Count how many lines contain the word "fetal". Please give only the number.

(Records that describe figures)
## Start
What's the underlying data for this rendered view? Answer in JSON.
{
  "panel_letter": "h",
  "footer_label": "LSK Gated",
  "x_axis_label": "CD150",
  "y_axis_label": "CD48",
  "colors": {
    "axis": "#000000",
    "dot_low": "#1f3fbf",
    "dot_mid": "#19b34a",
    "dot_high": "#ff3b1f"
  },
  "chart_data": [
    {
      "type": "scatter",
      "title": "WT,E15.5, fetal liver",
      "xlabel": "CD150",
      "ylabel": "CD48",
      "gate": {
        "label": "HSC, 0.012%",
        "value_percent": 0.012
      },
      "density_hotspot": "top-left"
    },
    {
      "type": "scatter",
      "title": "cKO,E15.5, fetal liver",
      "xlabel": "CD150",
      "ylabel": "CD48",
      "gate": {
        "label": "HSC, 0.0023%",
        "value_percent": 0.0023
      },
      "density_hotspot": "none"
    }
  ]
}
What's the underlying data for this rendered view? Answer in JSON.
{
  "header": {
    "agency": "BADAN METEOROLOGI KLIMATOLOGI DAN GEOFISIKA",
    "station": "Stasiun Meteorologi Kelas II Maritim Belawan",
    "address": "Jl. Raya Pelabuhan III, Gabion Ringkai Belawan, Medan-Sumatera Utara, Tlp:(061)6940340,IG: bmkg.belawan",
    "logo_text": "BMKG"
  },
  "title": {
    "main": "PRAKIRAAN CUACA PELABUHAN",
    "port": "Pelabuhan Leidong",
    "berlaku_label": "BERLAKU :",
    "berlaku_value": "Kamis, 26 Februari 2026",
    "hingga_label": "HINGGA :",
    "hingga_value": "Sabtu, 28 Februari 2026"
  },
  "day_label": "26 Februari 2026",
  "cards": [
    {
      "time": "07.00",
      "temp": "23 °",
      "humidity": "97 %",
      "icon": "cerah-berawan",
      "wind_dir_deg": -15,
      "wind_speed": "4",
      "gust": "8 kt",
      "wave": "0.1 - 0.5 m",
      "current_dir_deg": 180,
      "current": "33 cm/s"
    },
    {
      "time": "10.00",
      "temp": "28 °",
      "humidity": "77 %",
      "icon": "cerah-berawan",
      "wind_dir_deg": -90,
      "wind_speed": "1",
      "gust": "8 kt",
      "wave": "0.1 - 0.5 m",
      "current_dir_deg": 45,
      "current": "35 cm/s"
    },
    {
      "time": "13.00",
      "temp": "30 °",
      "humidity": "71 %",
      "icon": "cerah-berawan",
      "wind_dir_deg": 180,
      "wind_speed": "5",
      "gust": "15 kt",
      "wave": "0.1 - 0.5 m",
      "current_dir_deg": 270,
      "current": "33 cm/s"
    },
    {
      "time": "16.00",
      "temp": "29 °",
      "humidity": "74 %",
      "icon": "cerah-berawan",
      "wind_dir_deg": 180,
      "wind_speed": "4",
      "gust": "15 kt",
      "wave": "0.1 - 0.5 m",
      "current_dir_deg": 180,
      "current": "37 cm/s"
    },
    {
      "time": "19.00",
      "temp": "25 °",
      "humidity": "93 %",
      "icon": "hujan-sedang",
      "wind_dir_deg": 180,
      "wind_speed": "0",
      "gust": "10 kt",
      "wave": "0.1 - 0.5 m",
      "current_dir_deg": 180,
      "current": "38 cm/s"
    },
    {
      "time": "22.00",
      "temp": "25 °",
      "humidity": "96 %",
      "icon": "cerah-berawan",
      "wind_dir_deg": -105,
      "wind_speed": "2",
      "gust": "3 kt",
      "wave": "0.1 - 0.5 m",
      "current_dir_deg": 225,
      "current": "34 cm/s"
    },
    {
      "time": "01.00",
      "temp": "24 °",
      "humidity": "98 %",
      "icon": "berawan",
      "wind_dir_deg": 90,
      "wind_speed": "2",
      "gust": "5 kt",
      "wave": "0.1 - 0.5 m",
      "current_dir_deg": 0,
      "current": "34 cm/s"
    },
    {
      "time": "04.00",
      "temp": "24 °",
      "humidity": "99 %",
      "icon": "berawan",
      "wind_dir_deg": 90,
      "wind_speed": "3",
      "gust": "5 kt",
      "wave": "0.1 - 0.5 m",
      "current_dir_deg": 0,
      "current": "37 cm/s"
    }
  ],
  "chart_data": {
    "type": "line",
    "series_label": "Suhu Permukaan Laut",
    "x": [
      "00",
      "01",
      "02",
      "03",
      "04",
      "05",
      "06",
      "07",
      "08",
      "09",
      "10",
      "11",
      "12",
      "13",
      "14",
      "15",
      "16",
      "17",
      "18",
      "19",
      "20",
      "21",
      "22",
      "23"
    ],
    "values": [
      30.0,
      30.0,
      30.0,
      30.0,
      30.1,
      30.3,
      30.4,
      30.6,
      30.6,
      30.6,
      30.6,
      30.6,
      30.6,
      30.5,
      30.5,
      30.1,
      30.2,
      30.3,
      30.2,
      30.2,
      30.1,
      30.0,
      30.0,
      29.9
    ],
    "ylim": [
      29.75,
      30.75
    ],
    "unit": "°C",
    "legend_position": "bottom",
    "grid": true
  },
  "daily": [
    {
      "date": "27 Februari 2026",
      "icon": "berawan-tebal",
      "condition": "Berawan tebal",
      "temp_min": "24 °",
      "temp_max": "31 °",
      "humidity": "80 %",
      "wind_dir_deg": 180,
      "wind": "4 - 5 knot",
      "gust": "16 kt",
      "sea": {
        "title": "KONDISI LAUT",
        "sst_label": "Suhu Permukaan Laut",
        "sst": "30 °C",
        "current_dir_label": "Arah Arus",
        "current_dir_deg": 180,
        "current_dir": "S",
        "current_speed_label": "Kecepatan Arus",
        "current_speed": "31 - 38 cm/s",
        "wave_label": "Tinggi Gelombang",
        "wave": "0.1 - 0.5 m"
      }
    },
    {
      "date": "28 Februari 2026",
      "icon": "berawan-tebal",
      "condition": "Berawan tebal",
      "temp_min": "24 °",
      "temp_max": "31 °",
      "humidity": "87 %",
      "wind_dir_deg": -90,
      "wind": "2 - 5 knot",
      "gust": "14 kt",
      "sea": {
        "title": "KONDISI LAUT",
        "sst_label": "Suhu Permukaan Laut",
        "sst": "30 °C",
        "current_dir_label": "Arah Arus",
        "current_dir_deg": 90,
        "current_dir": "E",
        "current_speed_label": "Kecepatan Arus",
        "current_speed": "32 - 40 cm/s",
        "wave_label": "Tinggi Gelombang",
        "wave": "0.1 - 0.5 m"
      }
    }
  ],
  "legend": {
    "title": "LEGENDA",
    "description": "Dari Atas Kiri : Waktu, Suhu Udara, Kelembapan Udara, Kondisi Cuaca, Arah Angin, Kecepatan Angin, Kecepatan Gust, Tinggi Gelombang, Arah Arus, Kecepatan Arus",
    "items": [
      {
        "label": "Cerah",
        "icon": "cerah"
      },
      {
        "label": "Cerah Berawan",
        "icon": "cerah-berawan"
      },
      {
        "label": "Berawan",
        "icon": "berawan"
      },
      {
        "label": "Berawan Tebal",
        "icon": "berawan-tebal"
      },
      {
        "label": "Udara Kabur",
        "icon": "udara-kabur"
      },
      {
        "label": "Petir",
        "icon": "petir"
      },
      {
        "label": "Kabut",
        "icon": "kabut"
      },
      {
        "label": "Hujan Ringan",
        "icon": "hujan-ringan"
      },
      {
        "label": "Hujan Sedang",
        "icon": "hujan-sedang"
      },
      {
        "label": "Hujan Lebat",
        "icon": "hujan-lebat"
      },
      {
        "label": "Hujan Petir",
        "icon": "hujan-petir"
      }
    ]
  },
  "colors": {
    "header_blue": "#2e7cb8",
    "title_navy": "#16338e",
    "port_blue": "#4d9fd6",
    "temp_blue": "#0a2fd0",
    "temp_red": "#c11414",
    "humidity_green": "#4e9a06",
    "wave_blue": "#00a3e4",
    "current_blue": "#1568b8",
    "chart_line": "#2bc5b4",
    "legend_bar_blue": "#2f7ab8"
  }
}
## End
In response:
2